▸ **Exercise prompt**: Only the lines from the one containing "Transcribe this image's" through the last line below should be written out, exactly and with both ends kept.

▸ **Stored data**:
__________

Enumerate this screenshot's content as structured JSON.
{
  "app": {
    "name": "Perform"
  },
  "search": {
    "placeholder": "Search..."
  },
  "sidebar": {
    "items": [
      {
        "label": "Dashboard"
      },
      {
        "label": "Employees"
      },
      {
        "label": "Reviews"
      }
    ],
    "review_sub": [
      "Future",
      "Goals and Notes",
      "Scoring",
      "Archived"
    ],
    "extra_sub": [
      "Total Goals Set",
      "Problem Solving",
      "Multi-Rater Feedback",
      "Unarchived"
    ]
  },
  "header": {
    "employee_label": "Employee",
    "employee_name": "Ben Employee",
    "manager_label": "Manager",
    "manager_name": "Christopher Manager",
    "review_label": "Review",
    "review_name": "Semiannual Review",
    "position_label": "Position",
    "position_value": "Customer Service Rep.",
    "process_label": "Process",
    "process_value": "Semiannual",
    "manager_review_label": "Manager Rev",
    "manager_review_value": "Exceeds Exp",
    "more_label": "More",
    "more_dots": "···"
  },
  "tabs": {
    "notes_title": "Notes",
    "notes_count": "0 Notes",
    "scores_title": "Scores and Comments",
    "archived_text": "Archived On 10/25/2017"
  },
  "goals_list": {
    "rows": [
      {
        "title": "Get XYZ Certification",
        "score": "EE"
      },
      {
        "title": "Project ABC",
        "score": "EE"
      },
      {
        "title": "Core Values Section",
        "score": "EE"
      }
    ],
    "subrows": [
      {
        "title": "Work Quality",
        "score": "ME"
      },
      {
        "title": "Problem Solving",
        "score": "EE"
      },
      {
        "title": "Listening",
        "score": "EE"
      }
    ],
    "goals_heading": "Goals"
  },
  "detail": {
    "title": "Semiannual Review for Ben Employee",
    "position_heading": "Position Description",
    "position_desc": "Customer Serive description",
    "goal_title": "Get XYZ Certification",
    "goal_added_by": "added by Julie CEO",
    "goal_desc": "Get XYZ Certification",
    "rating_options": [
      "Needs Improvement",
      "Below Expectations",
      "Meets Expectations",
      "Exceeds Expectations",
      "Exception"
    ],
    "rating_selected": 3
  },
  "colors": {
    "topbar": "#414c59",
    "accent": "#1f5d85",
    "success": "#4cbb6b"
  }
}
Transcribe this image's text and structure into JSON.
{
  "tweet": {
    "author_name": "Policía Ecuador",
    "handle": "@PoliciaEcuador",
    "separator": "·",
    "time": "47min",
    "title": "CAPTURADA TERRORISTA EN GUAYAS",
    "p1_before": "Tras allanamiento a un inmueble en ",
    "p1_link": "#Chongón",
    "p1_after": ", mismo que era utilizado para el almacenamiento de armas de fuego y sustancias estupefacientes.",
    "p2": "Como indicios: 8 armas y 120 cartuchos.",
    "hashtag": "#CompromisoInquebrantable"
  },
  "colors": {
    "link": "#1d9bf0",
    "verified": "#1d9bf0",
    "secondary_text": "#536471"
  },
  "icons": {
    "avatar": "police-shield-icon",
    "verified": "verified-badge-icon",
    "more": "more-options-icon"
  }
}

__________

▸ **Finished exercise**:
Transcribe this image's text and structure into JSON.
{
  "tweet": {
    "author_name": "Policía Ecuador",
    "handle": "@PoliciaEcuador",
    "separator": "·",
    "time": "47min",
    "title": "CAPTURADA TERRORISTA EN GUAYAS",
    "p1_before": "Tras allanamiento a un inmueble en ",
    "p1_link": "#Chongón",
    "p1_after": ", mismo que era utilizado para el almacenamiento de armas de fuego y sustancias estupefacientes.",
    "p2": "Como indicios: 8 armas y 120 cartuchos.",
    "hashtag": "#CompromisoInquebrantable"
  },
  "colors": {
    "link": "#1d9bf0",
    "verified": "#1d9bf0",
    "secondary_text": "#536471"
  },
  "icons": {
    "avatar": "police-shield-icon",
    "verified": "verified-badge-icon",
    "more": "more-options-icon"
  }
}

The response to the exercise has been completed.